[Raw records]
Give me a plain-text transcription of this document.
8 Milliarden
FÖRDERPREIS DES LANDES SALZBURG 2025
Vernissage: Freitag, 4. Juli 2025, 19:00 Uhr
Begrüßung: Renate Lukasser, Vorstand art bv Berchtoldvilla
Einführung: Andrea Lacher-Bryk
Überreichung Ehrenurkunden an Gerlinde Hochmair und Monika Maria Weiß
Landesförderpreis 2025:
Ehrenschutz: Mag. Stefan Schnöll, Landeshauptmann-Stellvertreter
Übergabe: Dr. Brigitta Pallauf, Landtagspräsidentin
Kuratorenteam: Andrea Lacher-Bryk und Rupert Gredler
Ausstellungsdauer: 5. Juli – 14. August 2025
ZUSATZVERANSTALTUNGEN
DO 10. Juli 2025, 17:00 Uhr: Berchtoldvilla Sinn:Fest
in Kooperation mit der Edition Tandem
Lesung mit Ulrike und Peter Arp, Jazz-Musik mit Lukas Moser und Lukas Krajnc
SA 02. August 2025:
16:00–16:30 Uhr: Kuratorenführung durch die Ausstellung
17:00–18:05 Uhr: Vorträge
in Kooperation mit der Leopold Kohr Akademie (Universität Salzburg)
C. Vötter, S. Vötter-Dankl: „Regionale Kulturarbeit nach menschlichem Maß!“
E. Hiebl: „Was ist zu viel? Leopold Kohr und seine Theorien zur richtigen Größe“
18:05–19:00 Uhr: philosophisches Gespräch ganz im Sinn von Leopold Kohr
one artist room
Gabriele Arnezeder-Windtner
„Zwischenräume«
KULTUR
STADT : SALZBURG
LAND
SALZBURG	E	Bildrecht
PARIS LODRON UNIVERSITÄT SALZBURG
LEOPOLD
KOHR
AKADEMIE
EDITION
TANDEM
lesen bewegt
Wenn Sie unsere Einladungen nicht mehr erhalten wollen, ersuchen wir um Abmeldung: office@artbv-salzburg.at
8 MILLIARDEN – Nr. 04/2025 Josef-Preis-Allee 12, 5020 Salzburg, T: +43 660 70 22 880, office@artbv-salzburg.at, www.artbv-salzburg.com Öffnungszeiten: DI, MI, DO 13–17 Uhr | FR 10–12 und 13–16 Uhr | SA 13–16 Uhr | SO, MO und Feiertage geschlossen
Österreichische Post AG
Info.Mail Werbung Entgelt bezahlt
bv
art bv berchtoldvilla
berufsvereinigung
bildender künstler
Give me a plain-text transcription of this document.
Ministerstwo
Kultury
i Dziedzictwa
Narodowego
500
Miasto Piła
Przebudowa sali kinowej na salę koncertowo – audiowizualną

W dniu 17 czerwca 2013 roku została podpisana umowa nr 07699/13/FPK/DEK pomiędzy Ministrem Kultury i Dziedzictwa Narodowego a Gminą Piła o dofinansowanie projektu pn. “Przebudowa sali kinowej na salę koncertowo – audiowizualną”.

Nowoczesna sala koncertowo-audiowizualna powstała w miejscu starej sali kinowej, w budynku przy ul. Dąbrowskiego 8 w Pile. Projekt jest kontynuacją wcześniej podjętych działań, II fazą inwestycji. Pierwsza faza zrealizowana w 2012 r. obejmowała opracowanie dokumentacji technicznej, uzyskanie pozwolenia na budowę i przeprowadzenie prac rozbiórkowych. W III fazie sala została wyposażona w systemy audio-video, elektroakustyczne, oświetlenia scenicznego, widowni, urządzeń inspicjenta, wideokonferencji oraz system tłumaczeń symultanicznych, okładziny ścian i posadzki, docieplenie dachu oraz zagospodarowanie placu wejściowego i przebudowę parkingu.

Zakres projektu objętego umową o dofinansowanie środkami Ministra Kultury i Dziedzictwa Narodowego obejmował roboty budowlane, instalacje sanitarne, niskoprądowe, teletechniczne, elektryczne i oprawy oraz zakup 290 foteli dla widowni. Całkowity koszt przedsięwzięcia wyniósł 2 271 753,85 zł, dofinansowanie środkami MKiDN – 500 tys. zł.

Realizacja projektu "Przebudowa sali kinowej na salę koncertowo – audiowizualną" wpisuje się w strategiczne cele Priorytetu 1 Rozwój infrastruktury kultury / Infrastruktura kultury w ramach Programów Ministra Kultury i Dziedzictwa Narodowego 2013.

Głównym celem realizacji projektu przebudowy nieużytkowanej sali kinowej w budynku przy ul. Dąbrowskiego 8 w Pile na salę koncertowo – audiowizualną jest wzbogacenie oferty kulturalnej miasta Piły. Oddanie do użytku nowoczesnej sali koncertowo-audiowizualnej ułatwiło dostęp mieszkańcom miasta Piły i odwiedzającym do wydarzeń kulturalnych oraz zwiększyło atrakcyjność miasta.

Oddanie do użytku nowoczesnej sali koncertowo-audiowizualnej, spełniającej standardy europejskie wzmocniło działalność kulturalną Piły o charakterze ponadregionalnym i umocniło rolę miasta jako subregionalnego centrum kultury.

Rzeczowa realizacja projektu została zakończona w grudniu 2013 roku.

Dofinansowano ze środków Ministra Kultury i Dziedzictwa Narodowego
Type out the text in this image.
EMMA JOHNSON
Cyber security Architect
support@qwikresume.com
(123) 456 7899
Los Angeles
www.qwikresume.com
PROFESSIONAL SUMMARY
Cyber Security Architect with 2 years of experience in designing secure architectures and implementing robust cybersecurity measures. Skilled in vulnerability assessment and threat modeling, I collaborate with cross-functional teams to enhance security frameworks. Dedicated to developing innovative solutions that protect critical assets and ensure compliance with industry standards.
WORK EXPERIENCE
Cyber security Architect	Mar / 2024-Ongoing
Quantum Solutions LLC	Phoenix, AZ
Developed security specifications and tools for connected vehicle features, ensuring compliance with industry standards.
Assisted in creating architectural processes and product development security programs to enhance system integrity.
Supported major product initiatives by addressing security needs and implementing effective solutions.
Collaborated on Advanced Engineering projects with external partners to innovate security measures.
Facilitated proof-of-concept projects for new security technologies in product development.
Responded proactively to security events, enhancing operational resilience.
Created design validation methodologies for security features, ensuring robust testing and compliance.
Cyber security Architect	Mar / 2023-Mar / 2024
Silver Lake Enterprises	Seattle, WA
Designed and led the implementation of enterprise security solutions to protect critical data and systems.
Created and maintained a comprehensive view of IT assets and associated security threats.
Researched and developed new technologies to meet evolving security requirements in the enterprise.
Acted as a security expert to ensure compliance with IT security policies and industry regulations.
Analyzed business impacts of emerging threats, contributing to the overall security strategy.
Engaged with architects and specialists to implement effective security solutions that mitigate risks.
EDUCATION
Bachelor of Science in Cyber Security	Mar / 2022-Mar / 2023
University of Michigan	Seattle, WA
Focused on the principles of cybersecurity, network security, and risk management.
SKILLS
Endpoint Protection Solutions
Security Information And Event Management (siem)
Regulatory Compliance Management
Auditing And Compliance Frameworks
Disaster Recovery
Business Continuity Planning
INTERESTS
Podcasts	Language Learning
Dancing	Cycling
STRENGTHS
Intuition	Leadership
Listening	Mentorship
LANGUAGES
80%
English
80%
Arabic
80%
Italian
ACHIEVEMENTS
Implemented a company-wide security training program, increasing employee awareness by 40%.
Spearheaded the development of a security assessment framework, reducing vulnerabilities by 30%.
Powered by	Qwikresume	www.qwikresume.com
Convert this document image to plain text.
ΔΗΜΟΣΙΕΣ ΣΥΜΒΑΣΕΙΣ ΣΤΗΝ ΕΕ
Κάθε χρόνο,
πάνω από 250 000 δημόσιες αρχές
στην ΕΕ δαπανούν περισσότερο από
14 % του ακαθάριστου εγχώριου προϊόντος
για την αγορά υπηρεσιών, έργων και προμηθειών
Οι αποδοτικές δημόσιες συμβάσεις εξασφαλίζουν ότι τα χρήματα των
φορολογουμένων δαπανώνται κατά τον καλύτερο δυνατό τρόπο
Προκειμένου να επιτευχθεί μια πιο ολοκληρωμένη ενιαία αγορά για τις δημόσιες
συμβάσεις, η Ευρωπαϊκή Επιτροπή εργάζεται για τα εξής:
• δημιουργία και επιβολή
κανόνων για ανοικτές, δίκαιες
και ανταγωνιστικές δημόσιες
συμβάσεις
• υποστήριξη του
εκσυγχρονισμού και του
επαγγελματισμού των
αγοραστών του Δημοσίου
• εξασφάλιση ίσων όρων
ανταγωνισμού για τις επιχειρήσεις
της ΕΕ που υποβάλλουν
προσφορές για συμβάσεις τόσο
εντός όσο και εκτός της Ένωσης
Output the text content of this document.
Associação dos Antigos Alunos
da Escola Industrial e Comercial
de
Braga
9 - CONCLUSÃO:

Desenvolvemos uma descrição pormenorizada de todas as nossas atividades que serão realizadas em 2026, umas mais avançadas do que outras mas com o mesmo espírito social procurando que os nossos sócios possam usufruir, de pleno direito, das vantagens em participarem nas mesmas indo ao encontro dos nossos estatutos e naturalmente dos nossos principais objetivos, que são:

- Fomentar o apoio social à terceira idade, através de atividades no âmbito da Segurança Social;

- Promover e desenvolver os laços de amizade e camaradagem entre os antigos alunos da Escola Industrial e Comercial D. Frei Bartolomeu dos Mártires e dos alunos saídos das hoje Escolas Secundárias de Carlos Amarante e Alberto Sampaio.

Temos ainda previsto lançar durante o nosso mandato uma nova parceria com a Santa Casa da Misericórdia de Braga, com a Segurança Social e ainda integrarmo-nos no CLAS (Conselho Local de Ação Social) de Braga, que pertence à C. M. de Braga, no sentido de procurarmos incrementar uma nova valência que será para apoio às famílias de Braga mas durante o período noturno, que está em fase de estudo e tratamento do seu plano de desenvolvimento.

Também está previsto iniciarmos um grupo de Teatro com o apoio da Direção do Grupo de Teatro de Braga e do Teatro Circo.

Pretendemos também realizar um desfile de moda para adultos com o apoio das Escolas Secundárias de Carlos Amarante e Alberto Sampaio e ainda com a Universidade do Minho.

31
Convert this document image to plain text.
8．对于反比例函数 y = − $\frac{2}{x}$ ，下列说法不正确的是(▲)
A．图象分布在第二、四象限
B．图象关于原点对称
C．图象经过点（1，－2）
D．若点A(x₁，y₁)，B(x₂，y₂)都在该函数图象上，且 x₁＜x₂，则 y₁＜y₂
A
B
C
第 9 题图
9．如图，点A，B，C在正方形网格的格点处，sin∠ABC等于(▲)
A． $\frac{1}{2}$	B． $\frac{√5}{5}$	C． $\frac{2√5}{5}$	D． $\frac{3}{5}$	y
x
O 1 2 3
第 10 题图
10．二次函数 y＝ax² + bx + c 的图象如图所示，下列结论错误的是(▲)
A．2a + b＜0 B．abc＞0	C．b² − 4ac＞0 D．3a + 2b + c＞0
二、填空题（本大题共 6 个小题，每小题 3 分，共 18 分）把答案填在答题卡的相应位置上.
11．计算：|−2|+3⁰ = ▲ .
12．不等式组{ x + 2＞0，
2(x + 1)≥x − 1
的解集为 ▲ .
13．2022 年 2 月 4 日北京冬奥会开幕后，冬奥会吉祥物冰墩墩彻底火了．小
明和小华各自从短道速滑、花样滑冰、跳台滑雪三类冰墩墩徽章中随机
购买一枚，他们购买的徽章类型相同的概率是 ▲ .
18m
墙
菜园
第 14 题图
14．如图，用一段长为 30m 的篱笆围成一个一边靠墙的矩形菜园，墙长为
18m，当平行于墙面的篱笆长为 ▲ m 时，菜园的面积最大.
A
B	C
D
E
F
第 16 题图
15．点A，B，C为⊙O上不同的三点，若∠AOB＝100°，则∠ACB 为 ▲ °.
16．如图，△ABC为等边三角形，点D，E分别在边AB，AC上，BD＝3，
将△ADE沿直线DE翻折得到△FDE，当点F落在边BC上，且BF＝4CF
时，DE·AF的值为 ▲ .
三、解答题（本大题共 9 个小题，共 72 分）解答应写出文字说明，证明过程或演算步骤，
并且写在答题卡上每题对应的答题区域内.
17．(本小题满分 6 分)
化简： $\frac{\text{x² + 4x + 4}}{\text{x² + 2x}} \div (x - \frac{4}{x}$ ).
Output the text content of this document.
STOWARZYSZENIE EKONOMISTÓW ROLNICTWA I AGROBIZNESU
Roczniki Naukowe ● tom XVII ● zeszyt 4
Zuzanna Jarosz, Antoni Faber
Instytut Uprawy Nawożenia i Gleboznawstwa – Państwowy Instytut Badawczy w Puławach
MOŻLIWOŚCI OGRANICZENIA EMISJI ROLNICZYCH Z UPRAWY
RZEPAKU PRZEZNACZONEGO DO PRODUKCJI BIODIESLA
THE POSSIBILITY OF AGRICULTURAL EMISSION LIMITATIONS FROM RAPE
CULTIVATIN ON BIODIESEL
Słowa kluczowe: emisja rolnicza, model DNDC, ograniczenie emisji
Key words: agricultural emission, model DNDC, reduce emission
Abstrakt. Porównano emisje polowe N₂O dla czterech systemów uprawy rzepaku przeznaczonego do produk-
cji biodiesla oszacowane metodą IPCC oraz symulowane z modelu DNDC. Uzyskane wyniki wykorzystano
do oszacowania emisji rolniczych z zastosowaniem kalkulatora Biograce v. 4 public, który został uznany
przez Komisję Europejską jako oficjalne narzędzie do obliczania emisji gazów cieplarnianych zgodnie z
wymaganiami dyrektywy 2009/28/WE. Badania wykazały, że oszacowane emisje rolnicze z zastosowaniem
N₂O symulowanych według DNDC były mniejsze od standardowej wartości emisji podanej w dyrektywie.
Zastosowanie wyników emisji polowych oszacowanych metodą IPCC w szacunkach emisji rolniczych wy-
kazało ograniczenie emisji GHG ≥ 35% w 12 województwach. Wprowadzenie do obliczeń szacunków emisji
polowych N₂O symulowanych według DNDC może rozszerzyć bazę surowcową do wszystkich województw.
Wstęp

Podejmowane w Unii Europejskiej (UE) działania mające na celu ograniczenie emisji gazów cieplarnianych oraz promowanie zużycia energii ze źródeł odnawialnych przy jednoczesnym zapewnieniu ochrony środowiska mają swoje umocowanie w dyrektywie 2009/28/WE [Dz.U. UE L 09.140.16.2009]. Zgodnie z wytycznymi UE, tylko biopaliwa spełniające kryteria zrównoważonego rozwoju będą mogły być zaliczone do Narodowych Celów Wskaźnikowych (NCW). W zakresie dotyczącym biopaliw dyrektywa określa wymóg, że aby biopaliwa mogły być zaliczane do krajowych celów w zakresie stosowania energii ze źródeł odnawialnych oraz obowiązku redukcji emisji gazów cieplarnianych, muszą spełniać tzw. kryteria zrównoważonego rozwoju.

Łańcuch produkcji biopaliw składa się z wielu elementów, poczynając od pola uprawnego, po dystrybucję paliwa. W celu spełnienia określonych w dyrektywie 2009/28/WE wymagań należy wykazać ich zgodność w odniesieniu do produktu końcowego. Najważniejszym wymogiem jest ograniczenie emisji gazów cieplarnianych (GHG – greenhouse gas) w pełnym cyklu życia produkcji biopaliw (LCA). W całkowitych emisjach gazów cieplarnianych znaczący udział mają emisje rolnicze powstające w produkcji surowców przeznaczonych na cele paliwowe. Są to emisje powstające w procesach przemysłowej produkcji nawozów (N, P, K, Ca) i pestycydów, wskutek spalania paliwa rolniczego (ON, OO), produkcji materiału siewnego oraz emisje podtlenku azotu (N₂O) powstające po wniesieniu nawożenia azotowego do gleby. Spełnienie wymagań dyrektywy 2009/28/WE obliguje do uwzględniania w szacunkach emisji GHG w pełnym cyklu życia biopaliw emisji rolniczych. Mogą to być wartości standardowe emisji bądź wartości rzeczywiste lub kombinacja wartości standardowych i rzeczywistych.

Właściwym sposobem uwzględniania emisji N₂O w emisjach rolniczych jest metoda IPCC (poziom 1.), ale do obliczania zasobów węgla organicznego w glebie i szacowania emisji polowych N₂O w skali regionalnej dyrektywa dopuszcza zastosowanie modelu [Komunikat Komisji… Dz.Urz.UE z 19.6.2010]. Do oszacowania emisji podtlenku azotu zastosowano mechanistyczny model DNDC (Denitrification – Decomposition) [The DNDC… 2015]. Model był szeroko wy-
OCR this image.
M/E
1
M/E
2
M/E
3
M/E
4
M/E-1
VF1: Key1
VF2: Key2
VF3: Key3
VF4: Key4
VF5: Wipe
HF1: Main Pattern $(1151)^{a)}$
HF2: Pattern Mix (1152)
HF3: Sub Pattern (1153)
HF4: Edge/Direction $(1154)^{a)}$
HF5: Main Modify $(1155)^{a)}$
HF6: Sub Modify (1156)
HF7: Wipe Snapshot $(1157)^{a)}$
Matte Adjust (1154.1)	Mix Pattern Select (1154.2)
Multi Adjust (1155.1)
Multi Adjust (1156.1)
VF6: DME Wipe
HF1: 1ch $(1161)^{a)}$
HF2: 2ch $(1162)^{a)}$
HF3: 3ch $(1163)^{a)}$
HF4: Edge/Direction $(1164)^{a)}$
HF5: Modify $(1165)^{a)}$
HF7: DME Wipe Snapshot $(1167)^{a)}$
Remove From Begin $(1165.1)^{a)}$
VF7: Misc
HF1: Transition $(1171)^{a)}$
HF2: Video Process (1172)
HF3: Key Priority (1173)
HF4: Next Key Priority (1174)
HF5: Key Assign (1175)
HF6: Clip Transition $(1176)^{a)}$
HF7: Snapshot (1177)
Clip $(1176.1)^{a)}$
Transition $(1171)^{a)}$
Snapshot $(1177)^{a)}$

PROMPT »
Look over the material above and show each line where "Kooperation" appears.

COMPLETE RESPONSE »
in Kooperation mit der Edition Tandem
in Kooperation mit der Leopold Kohr Akademie (Universität Salzburg)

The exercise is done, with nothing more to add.